• **Goal**
Skip all pictures, then print the remaining material exactly.

• **Data for the task**
%%
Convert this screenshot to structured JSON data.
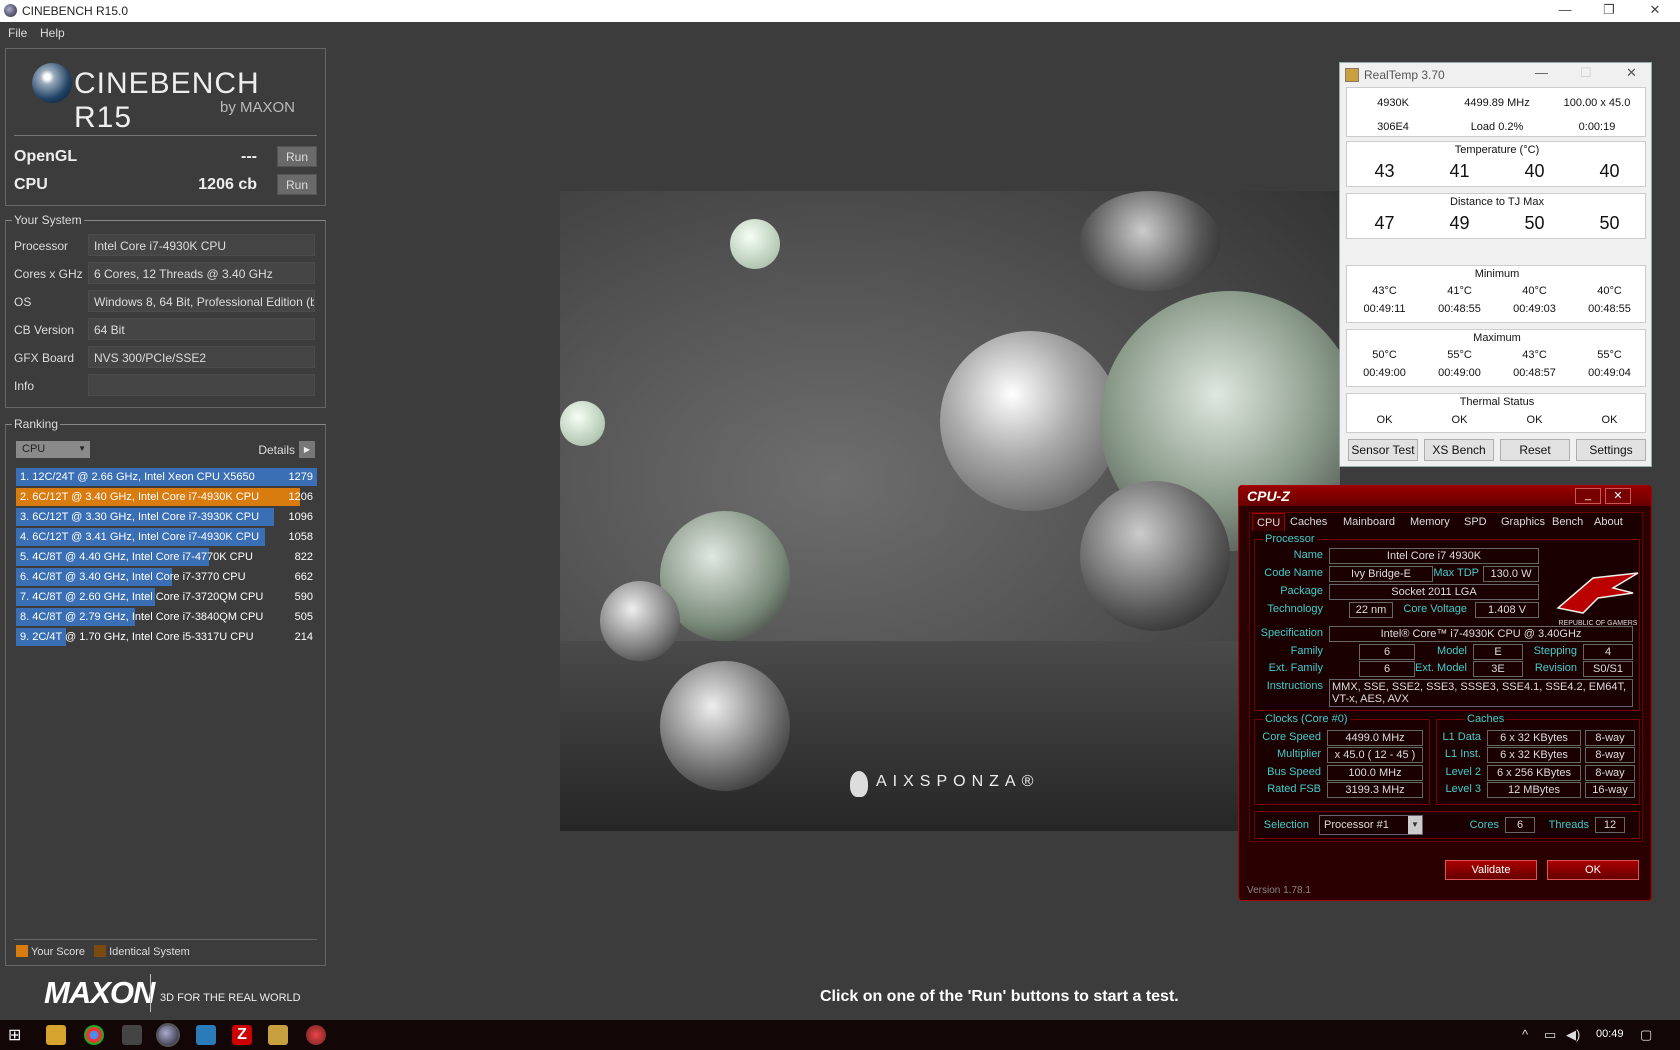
{
  "window": {
    "title": "CINEBENCH R15.0",
    "min": "—",
    "max": "❐",
    "close": "✕"
  },
  "menu": [
    "File",
    "Help"
  ],
  "logo": {
    "name": "CINEBENCH R15",
    "by": "by MAXON"
  },
  "bench": [
    {
      "label": "OpenGL",
      "value": "---",
      "btn": "Run"
    },
    {
      "label": "CPU",
      "value": "1206 cb",
      "btn": "Run"
    }
  ],
  "system": {
    "title": "Your System",
    "rows": [
      {
        "k": "Processor",
        "v": "Intel Core i7-4930K CPU"
      },
      {
        "k": "Cores x GHz",
        "v": "6 Cores, 12 Threads @ 3.40 GHz"
      },
      {
        "k": "OS",
        "v": "Windows 8, 64 Bit, Professional Edition (bui"
      },
      {
        "k": "CB Version",
        "v": "64 Bit"
      },
      {
        "k": "GFX Board",
        "v": "NVS 300/PCIe/SSE2"
      },
      {
        "k": "Info",
        "v": ""
      }
    ]
  },
  "ranking": {
    "title": "Ranking",
    "select": "CPU",
    "details": "Details",
    "max": 1279,
    "rows": [
      {
        "label": "1. 12C/24T @ 2.66 GHz, Intel Xeon CPU X5650",
        "score": 1279,
        "mine": false
      },
      {
        "label": "2. 6C/12T @ 3.40 GHz,  Intel Core i7-4930K CPU",
        "score": 1206,
        "mine": true
      },
      {
        "label": "3. 6C/12T @ 3.30 GHz,  Intel Core i7-3930K CPU",
        "score": 1096,
        "mine": false
      },
      {
        "label": "4. 6C/12T @ 3.41 GHz,  Intel Core i7-4930K CPU",
        "score": 1058,
        "mine": false
      },
      {
        "label": "5. 4C/8T @ 4.40 GHz, Intel Core i7-4770K CPU",
        "score": 822,
        "mine": false
      },
      {
        "label": "6. 4C/8T @ 3.40 GHz,  Intel Core i7-3770 CPU",
        "score": 662,
        "mine": false
      },
      {
        "label": "7. 4C/8T @ 2.60 GHz, Intel Core i7-3720QM CPU",
        "score": 590,
        "mine": false
      },
      {
        "label": "8. 4C/8T @ 2.79 GHz, Intel Core i7-3840QM CPU",
        "score": 505,
        "mine": false
      },
      {
        "label": "9. 2C/4T @ 1.70 GHz,  Intel Core i5-3317U CPU",
        "score": 214,
        "mine": false
      }
    ],
    "legend_score": "Your Score",
    "legend_identical": "Identical System"
  },
  "colors": {
    "bar": "#3a6fb5",
    "mine": "#d97c10",
    "identical": "#7a4a10"
  },
  "footer": {
    "brand": "MAXON",
    "tagline": "3D FOR THE REAL WORLD",
    "hint": "Click on one of the 'Run' buttons to start a test."
  },
  "render": {
    "brand": "AIXSPONZA®"
  },
  "realtemp": {
    "title": "RealTemp 3.70",
    "cpu": "4930K",
    "mhz": "4499.89 MHz",
    "mult": "100.00 x 45.0",
    "id": "306E4",
    "load": "Load  0.2%",
    "time": "0:00:19",
    "temp_h": "Temperature (°C)",
    "temps": [
      "43",
      "41",
      "40",
      "40"
    ],
    "dist_h": "Distance to TJ Max",
    "dist": [
      "47",
      "49",
      "50",
      "50"
    ],
    "min_h": "Minimum",
    "min_t": [
      "43°C",
      "41°C",
      "40°C",
      "40°C"
    ],
    "min_time": [
      "00:49:11",
      "00:48:55",
      "00:49:03",
      "00:48:55"
    ],
    "max_h": "Maximum",
    "max_t": [
      "50°C",
      "55°C",
      "43°C",
      "55°C"
    ],
    "max_time": [
      "00:49:00",
      "00:49:00",
      "00:48:57",
      "00:49:04"
    ],
    "status_h": "Thermal Status",
    "status": [
      "OK",
      "OK",
      "OK",
      "OK"
    ],
    "buttons": [
      "Sensor Test",
      "XS Bench",
      "Reset",
      "Settings"
    ]
  },
  "cpuz": {
    "title": "CPU-Z",
    "tabs": [
      "CPU",
      "Caches",
      "Mainboard",
      "Memory",
      "SPD",
      "Graphics",
      "Bench",
      "About"
    ],
    "proc_title": "Processor",
    "name_l": "Name",
    "name": "Intel Core i7 4930K",
    "code_l": "Code Name",
    "code": "Ivy Bridge-E",
    "tdp_l": "Max TDP",
    "tdp": "130.0 W",
    "pkg_l": "Package",
    "pkg": "Socket 2011 LGA",
    "tech_l": "Technology",
    "tech": "22 nm",
    "volt_l": "Core Voltage",
    "volt": "1.408 V",
    "spec_l": "Specification",
    "spec": "Intel® Core™ i7-4930K CPU @ 3.40GHz",
    "fam_l": "Family",
    "fam": "6",
    "model_l": "Model",
    "model": "E",
    "step_l": "Stepping",
    "step": "4",
    "efam_l": "Ext. Family",
    "efam": "6",
    "emod_l": "Ext. Model",
    "emod": "3E",
    "rev_l": "Revision",
    "rev": "S0/S1",
    "inst_l": "Instructions",
    "inst": "MMX, SSE, SSE2, SSE3, SSSE3, SSE4.1, SSE4.2, EM64T, VT-x, AES, AVX",
    "rog": "REPUBLIC OF GAMERS",
    "clk_title": "Clocks (Core #0)",
    "cs_l": "Core Speed",
    "cs": "4499.0 MHz",
    "mu_l": "Multiplier",
    "mu": "x 45.0 ( 12 - 45 )",
    "bus_l": "Bus Speed",
    "bus": "100.0 MHz",
    "fsb_l": "Rated FSB",
    "fsb": "3199.3 MHz",
    "cache_title": "Caches",
    "l1d_l": "L1 Data",
    "l1d": "6 x 32 KBytes",
    "l1d_w": "8-way",
    "l1i_l": "L1 Inst.",
    "l1i": "6 x 32 KBytes",
    "l1i_w": "8-way",
    "l2_l": "Level 2",
    "l2": "6 x 256 KBytes",
    "l2_w": "8-way",
    "l3_l": "Level 3",
    "l3": "12 MBytes",
    "l3_w": "16-way",
    "sel_l": "Selection",
    "sel": "Processor #1",
    "cores_l": "Cores",
    "cores": "6",
    "thr_l": "Threads",
    "thr": "12",
    "validate": "Validate",
    "ok": "OK",
    "version": "Version 1.78.1"
  },
  "taskbar": {
    "time": "00:49"
  }
}
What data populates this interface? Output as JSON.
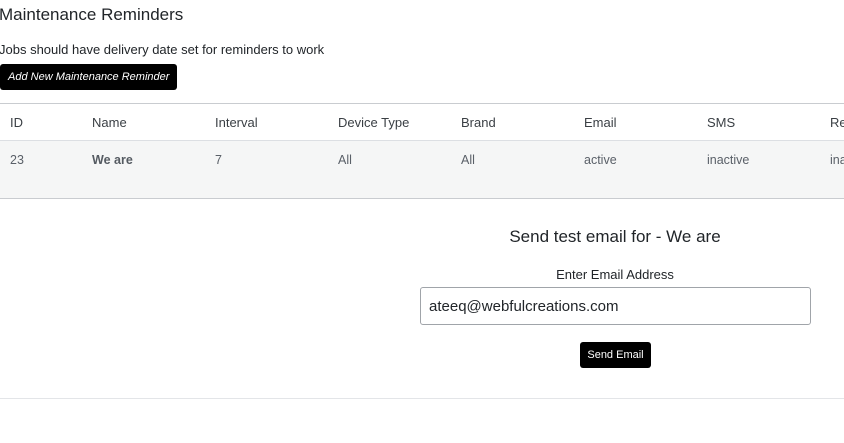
{
  "page": {
    "title": "Maintenance Reminders",
    "subtitle": "Jobs should have delivery date set for reminders to work",
    "add_button_label": "Add New Maintenance Reminder"
  },
  "table": {
    "headers": [
      "ID",
      "Name",
      "Interval",
      "Device Type",
      "Brand",
      "Email",
      "SMS",
      "Re"
    ],
    "rows": [
      {
        "id": "23",
        "name": "We are",
        "interval": "7",
        "device_type": "All",
        "brand": "All",
        "email": "active",
        "sms": "inactive",
        "reminder": "ina"
      }
    ]
  },
  "test_email": {
    "title": "Send test email for - We are",
    "label": "Enter Email Address",
    "value": "ateeq@webfulcreations.com",
    "button_label": "Send Email"
  },
  "colors": {
    "button_bg": "#000000",
    "row_bg": "#f5f6f6"
  }
}
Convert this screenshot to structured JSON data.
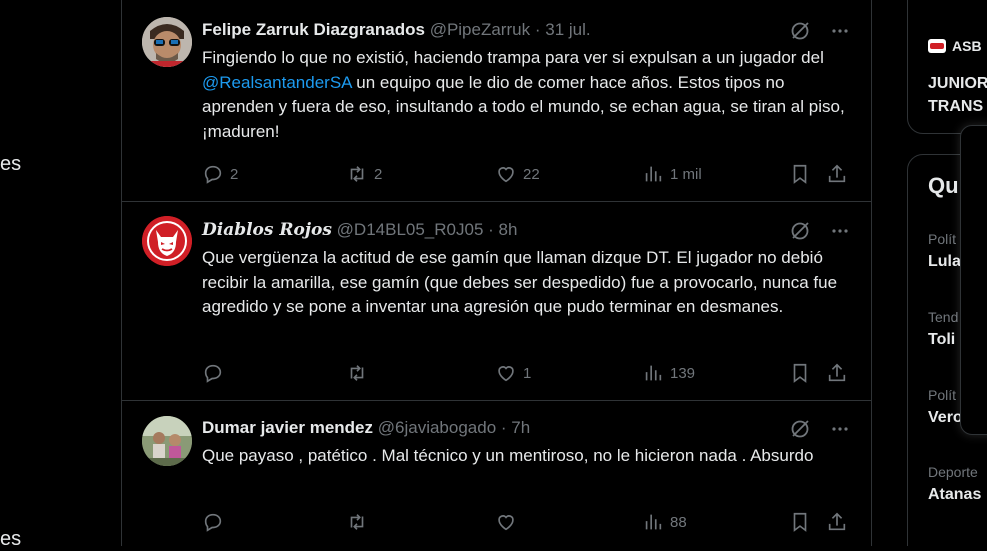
%%
• **Response to this task**
Convert this screenshot to structured JSON data.
{
  "window": {
    "title": "CINEBENCH R15.0",
    "min": "—",
    "max": "❐",
    "close": "✕"
  },
  "menu": [
    "File",
    "Help"
  ],
  "logo": {
    "name": "CINEBENCH R15",
    "by": "by MAXON"
  },
  "bench": [
    {
      "label": "OpenGL",
      "value": "---",
      "btn": "Run"
    },
    {
      "label": "CPU",
      "value": "1206 cb",
      "btn": "Run"
    }
  ],
  "system": {
    "title": "Your System",
    "rows": [
      {
        "k": "Processor",
        "v": "Intel Core i7-4930K CPU"
      },
      {
        "k": "Cores x GHz",
        "v": "6 Cores, 12 Threads @ 3.40 GHz"
      },
      {
        "k": "OS",
        "v": "Windows 8, 64 Bit, Professional Edition (bui"
      },
      {
        "k": "CB Version",
        "v": "64 Bit"
      },
      {
        "k": "GFX Board",
        "v": "NVS 300/PCIe/SSE2"
      },
      {
        "k": "Info",
        "v": ""
      }
    ]
  },
  "ranking": {
    "title": "Ranking",
    "select": "CPU",
    "details": "Details",
    "max": 1279,
    "rows": [
      {
        "label": "1. 12C/24T @ 2.66 GHz, Intel Xeon CPU X5650",
        "score": 1279,
        "mine": false
      },
      {
        "label": "2. 6C/12T @ 3.40 GHz,  Intel Core i7-4930K CPU",
        "score": 1206,
        "mine": true
      },
      {
        "label": "3. 6C/12T @ 3.30 GHz,  Intel Core i7-3930K CPU",
        "score": 1096,
        "mine": false
      },
      {
        "label": "4. 6C/12T @ 3.41 GHz,  Intel Core i7-4930K CPU",
        "score": 1058,
        "mine": false
      },
      {
        "label": "5. 4C/8T @ 4.40 GHz, Intel Core i7-4770K CPU",
        "score": 822,
        "mine": false
      },
      {
        "label": "6. 4C/8T @ 3.40 GHz,  Intel Core i7-3770 CPU",
        "score": 662,
        "mine": false
      },
      {
        "label": "7. 4C/8T @ 2.60 GHz, Intel Core i7-3720QM CPU",
        "score": 590,
        "mine": false
      },
      {
        "label": "8. 4C/8T @ 2.79 GHz, Intel Core i7-3840QM CPU",
        "score": 505,
        "mine": false
      },
      {
        "label": "9. 2C/4T @ 1.70 GHz,  Intel Core i5-3317U CPU",
        "score": 214,
        "mine": false
      }
    ],
    "legend_score": "Your Score",
    "legend_identical": "Identical System"
  },
  "colors": {
    "bar": "#3a6fb5",
    "mine": "#d97c10",
    "identical": "#7a4a10"
  },
  "footer": {
    "brand": "MAXON",
    "tagline": "3D FOR THE REAL WORLD",
    "hint": "Click on one of the 'Run' buttons to start a test."
  },
  "render": {
    "brand": "AIXSPONZA®"
  },
  "realtemp": {
    "title": "RealTemp 3.70",
    "cpu": "4930K",
    "mhz": "4499.89 MHz",
    "mult": "100.00 x 45.0",
    "id": "306E4",
    "load": "Load  0.2%",
    "time": "0:00:19",
    "temp_h": "Temperature (°C)",
    "temps": [
      "43",
      "41",
      "40",
      "40"
    ],
    "dist_h": "Distance to TJ Max",
    "dist": [
      "47",
      "49",
      "50",
      "50"
    ],
    "min_h": "Minimum",
    "min_t": [
      "43°C",
      "41°C",
      "40°C",
      "40°C"
    ],
    "min_time": [
      "00:49:11",
      "00:48:55",
      "00:49:03",
      "00:48:55"
    ],
    "max_h": "Maximum",
    "max_t": [
      "50°C",
      "55°C",
      "43°C",
      "55°C"
    ],
    "max_time": [
      "00:49:00",
      "00:49:00",
      "00:48:57",
      "00:49:04"
    ],
    "status_h": "Thermal Status",
    "status": [
      "OK",
      "OK",
      "OK",
      "OK"
    ],
    "buttons": [
      "Sensor Test",
      "XS Bench",
      "Reset",
      "Settings"
    ]
  },
  "cpuz": {
    "title": "CPU-Z",
    "tabs": [
      "CPU",
      "Caches",
      "Mainboard",
      "Memory",
      "SPD",
      "Graphics",
      "Bench",
      "About"
    ],
    "proc_title": "Processor",
    "name_l": "Name",
    "name": "Intel Core i7 4930K",
    "code_l": "Code Name",
    "code": "Ivy Bridge-E",
    "tdp_l": "Max TDP",
    "tdp": "130.0 W",
    "pkg_l": "Package",
    "pkg": "Socket 2011 LGA",
    "tech_l": "Technology",
    "tech": "22 nm",
    "volt_l": "Core Voltage",
    "volt": "1.408 V",
    "spec_l": "Specification",
    "spec": "Intel® Core™ i7-4930K CPU @ 3.40GHz",
    "fam_l": "Family",
    "fam": "6",
    "model_l": "Model",
    "model": "E",
    "step_l": "Stepping",
    "step": "4",
    "efam_l": "Ext. Family",
    "efam": "6",
    "emod_l": "Ext. Model",
    "emod": "3E",
    "rev_l": "Revision",
    "rev": "S0/S1",
    "inst_l": "Instructions",
    "inst": "MMX, SSE, SSE2, SSE3, SSSE3, SSE4.1, SSE4.2, EM64T, VT-x, AES, AVX",
    "rog": "REPUBLIC OF GAMERS",
    "clk_title": "Clocks (Core #0)",
    "cs_l": "Core Speed",
    "cs": "4499.0 MHz",
    "mu_l": "Multiplier",
    "mu": "x 45.0 ( 12 - 45 )",
    "bus_l": "Bus Speed",
    "bus": "100.0 MHz",
    "fsb_l": "Rated FSB",
    "fsb": "3199.3 MHz",
    "cache_title": "Caches",
    "l1d_l": "L1 Data",
    "l1d": "6 x 32 KBytes",
    "l1d_w": "8-way",
    "l1i_l": "L1 Inst.",
    "l1i": "6 x 32 KBytes",
    "l1i_w": "8-way",
    "l2_l": "Level 2",
    "l2": "6 x 256 KBytes",
    "l2_w": "8-way",
    "l3_l": "Level 3",
    "l3": "12 MBytes",
    "l3_w": "16-way",
    "sel_l": "Selection",
    "sel": "Processor #1",
    "cores_l": "Cores",
    "cores": "6",
    "thr_l": "Threads",
    "thr": "12",
    "validate": "Validate",
    "ok": "OK",
    "version": "Version 1.78.1"
  },
  "taskbar": {
    "time": "00:49"
  }
}
What data populates this interface? Output as JSON.
{
  "page": {
    "title": "Maintenance Reminders",
    "subtitle": "Jobs should have delivery date set for reminders to work",
    "add_button_label": "Add New Maintenance Reminder"
  },
  "table": {
    "headers": [
      "ID",
      "Name",
      "Interval",
      "Device Type",
      "Brand",
      "Email",
      "SMS",
      "Re"
    ],
    "rows": [
      {
        "id": "23",
        "name": "We are",
        "interval": "7",
        "device_type": "All",
        "brand": "All",
        "email": "active",
        "sms": "inactive",
        "reminder": "ina"
      }
    ]
  },
  "test_email": {
    "title": "Send test email for - We are",
    "label": "Enter Email Address",
    "value": "ateeq@webfulcreations.com",
    "button_label": "Send Email"
  },
  "colors": {
    "button_bg": "#000000",
    "row_bg": "#f5f6f6"
  }
}
Convert this screenshot to structured JSON data.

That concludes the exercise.